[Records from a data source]
★ ★ ★ ★ ★ ★ ★

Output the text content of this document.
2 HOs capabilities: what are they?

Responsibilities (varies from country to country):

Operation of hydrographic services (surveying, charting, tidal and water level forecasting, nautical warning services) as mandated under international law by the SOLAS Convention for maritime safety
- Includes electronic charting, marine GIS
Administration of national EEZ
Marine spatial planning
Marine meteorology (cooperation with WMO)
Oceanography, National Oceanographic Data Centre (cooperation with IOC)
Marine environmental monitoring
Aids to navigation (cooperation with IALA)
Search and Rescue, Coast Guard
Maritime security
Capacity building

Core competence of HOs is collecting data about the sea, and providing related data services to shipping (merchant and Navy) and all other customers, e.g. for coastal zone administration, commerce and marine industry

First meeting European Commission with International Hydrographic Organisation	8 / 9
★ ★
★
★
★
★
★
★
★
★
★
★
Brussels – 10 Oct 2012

★ ★ ★ ★ ★ ★ ★

**Work required**: Could you transcribe the records in full, exactly?

**Exercise response**:
Output the text content of this document.
2 HOs capabilities: what are they?

Responsibilities (varies from country to country):

Operation of hydrographic services (surveying, charting, tidal and water level forecasting, nautical warning services) as mandated under international law by the SOLAS Convention for maritime safety
- Includes electronic charting, marine GIS
Administration of national EEZ
Marine spatial planning
Marine meteorology (cooperation with WMO)
Oceanography, National Oceanographic Data Centre (cooperation with IOC)
Marine environmental monitoring
Aids to navigation (cooperation with IALA)
Search and Rescue, Coast Guard
Maritime security
Capacity building

Core competence of HOs is collecting data about the sea, and providing related data services to shipping (merchant and Navy) and all other customers, e.g. for coastal zone administration, commerce and marine industry

First meeting European Commission with International Hydrographic Organisation	8 / 9
★ ★
★
★
★
★
★
★
★
★
★
★
Brussels – 10 Oct 2012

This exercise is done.